**Recorded data:**
--------

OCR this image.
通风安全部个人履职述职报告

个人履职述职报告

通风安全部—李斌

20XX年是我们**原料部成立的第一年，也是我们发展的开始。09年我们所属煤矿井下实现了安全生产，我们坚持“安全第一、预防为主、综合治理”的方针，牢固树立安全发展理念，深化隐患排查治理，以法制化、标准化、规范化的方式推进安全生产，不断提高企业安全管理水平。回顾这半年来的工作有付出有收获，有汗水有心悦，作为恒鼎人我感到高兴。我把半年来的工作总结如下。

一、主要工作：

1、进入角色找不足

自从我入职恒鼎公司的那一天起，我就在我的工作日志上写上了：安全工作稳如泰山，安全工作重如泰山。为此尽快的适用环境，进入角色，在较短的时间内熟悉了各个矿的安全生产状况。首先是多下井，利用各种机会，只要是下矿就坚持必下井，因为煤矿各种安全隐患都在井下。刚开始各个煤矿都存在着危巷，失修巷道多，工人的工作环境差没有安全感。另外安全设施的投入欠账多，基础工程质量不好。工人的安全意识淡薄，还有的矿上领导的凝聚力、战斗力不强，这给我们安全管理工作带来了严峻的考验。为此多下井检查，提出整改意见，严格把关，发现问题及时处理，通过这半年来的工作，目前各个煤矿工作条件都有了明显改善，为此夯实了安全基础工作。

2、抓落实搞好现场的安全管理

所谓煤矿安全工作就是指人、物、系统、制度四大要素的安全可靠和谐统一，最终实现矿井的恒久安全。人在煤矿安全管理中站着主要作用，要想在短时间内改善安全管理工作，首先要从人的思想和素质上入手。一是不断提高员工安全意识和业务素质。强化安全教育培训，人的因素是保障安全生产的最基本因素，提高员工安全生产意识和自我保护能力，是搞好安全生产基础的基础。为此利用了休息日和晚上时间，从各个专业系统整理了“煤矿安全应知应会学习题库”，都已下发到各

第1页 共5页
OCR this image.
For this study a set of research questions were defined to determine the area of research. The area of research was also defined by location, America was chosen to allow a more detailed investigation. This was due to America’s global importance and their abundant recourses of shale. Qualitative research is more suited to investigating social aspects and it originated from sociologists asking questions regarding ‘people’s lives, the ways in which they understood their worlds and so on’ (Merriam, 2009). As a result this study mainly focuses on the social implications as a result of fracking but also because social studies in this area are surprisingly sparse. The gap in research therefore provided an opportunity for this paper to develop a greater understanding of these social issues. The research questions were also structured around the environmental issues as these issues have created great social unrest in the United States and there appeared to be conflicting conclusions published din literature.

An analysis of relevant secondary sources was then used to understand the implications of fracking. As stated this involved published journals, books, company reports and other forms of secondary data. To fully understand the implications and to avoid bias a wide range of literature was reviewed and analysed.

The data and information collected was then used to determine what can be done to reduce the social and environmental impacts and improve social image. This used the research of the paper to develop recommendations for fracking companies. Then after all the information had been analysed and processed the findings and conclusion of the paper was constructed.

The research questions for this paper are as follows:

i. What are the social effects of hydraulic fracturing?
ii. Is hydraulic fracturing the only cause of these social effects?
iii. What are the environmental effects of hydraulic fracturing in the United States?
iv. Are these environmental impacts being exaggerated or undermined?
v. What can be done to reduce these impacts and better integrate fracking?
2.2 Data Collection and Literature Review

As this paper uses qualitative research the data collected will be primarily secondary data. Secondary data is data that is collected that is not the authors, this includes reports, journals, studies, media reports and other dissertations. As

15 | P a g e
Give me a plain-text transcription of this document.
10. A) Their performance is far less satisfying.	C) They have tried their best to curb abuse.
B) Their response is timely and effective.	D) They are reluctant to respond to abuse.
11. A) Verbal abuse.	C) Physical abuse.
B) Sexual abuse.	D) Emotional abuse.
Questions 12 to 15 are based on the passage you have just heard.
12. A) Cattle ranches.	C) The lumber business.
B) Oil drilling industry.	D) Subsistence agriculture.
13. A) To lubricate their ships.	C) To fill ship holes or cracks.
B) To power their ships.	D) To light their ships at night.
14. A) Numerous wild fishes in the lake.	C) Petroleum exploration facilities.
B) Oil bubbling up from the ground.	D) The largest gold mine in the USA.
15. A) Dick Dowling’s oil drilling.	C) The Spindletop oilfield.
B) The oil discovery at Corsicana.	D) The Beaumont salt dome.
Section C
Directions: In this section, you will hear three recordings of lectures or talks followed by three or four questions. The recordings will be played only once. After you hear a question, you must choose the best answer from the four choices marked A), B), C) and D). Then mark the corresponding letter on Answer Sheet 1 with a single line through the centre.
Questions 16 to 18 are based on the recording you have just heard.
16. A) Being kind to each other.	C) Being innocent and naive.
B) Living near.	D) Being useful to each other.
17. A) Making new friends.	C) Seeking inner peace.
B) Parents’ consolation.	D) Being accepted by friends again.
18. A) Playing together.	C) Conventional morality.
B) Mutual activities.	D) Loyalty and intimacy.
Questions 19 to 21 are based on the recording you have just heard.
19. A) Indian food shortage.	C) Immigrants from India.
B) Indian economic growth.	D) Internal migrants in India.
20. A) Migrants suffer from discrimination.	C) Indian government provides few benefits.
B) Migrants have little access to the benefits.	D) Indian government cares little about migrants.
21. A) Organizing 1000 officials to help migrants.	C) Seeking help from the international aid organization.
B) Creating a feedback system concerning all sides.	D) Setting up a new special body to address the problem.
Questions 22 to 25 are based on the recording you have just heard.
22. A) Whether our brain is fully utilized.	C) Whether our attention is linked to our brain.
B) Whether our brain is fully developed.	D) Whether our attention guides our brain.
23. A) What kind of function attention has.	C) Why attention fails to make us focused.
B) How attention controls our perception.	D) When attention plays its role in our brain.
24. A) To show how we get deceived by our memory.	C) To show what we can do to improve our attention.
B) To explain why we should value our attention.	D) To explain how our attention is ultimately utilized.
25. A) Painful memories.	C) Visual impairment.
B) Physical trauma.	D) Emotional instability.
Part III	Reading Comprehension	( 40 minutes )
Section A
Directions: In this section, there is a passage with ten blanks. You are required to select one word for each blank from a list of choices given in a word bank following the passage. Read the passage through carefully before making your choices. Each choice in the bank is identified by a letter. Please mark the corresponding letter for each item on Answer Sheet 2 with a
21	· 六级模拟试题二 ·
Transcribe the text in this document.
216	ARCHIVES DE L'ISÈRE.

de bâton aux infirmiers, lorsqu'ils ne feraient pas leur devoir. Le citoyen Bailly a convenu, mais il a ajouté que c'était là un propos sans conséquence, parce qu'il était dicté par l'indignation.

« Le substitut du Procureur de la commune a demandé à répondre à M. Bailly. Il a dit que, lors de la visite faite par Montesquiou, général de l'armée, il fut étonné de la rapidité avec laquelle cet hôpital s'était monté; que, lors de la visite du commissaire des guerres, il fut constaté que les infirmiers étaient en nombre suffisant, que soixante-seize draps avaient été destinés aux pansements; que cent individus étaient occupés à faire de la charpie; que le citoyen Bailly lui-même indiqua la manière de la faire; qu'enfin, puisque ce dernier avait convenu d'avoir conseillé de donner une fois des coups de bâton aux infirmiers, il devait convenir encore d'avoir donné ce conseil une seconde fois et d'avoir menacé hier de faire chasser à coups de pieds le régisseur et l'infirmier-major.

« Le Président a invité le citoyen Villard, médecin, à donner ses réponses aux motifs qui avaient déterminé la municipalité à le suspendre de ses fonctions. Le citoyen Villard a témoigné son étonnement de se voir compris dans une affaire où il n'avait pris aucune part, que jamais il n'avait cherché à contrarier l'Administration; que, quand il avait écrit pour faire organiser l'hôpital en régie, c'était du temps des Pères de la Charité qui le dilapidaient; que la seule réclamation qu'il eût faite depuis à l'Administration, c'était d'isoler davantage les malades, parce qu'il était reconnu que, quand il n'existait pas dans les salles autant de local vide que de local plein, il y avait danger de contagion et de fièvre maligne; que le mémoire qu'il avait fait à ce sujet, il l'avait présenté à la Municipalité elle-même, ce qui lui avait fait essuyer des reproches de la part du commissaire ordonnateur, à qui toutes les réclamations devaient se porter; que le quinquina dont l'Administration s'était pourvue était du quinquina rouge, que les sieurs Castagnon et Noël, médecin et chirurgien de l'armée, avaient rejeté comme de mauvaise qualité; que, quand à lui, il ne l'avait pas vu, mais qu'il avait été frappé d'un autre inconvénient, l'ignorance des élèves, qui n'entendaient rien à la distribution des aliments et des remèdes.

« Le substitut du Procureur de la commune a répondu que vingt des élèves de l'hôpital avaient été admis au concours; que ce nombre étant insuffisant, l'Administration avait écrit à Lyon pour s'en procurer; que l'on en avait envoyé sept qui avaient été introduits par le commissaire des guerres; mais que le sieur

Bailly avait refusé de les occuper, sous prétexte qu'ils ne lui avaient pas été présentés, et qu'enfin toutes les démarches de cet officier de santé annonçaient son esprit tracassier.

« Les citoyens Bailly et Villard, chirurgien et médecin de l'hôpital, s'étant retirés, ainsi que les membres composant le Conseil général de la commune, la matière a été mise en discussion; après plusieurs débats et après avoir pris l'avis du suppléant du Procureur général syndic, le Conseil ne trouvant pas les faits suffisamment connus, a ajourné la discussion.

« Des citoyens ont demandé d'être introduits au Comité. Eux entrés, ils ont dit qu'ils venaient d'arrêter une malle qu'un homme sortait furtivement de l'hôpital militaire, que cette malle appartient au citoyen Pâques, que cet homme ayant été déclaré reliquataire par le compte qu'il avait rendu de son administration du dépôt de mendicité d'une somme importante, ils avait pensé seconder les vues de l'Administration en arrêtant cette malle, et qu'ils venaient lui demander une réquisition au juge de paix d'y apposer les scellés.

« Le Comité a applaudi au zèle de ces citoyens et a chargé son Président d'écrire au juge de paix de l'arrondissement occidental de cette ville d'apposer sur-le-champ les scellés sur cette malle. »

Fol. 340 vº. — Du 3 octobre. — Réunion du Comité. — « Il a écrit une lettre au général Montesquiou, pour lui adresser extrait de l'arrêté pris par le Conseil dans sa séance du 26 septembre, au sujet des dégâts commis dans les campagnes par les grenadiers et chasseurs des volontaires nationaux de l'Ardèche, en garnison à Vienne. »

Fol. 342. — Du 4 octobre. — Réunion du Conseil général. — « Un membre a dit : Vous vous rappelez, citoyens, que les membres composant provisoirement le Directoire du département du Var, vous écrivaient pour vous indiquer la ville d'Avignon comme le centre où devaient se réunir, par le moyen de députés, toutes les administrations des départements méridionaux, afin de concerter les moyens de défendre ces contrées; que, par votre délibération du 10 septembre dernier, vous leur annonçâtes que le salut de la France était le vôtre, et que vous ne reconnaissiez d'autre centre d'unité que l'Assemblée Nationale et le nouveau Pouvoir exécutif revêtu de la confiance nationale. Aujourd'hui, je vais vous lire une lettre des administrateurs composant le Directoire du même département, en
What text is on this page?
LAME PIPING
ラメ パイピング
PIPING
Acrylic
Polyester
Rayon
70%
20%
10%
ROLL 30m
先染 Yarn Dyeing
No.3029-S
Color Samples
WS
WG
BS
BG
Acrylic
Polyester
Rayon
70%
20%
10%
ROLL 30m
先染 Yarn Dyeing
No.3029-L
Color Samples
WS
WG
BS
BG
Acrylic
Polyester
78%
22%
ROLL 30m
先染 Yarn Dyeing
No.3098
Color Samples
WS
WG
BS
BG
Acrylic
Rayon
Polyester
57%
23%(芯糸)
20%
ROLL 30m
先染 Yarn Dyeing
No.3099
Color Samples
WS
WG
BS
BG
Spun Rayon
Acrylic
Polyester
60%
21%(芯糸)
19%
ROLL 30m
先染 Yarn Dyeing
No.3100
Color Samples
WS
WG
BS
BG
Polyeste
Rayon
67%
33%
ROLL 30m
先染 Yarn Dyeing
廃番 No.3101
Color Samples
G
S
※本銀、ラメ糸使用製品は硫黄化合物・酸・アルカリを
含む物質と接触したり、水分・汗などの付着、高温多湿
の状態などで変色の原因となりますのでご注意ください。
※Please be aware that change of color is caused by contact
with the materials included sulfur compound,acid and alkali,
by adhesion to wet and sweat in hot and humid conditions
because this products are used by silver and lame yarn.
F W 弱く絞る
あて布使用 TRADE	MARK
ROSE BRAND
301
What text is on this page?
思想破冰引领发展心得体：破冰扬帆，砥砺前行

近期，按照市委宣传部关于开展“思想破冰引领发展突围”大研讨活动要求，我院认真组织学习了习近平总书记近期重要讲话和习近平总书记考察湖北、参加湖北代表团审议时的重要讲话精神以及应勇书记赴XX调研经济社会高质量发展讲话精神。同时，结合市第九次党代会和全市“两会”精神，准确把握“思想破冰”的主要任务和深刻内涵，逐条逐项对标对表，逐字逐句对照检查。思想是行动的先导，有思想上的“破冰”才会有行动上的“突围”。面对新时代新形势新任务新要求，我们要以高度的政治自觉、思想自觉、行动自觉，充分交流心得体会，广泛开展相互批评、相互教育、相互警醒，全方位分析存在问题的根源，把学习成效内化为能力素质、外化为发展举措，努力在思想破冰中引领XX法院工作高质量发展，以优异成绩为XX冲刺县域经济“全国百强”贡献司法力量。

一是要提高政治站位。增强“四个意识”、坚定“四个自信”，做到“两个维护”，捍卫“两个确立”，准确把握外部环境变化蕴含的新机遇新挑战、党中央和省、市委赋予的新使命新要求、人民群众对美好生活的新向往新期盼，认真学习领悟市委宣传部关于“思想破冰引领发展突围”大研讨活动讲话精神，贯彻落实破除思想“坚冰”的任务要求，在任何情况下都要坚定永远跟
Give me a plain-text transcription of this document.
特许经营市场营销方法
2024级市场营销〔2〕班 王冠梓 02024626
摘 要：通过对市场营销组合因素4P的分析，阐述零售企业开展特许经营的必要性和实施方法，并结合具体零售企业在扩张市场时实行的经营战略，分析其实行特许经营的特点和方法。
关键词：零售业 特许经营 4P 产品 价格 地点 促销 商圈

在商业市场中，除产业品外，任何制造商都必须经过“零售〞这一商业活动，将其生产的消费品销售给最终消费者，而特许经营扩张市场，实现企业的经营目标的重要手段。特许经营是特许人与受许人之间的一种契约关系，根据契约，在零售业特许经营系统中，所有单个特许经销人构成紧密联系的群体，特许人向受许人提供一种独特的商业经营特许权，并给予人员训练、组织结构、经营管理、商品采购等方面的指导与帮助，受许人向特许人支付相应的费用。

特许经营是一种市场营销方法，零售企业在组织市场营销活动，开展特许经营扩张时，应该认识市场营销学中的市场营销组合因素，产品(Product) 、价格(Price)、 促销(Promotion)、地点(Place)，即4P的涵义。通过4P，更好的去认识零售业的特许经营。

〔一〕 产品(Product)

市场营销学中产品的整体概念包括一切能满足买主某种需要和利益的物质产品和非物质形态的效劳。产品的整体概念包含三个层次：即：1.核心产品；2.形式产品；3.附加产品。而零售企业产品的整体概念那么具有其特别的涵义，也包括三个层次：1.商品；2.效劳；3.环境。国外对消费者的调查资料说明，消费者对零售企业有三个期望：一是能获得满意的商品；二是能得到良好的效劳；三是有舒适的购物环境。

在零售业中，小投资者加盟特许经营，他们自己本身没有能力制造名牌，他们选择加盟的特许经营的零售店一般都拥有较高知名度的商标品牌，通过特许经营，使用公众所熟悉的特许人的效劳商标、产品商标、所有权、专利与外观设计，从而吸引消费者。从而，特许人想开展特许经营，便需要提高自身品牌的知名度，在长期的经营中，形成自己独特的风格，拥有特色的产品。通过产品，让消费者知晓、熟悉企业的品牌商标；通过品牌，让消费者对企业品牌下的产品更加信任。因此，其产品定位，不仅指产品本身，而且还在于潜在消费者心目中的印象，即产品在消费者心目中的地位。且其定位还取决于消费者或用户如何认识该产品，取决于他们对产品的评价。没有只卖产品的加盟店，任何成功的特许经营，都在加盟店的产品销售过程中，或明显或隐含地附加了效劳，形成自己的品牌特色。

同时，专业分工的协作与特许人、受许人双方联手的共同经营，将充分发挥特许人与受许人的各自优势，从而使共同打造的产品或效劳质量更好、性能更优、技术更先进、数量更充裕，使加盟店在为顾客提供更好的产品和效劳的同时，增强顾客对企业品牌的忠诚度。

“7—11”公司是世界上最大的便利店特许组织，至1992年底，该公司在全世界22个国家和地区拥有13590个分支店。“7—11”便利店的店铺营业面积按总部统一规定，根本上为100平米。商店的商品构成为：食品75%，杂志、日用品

--------

**YOUR GOAL:**
Find the word "reduce" in the records and pull out each line that has it.

**ANSWER TO THIS PROBLEM:**
The data and information collected was then used to determine what can be done to reduce the social and environmental impacts and improve social image. This used the research of the paper to develop recommendations for fracking companies. Then after all the information had been analysed and processed the findings and conclusion of the paper was constructed.
v. What can be done to reduce these impacts and better integrate fracking?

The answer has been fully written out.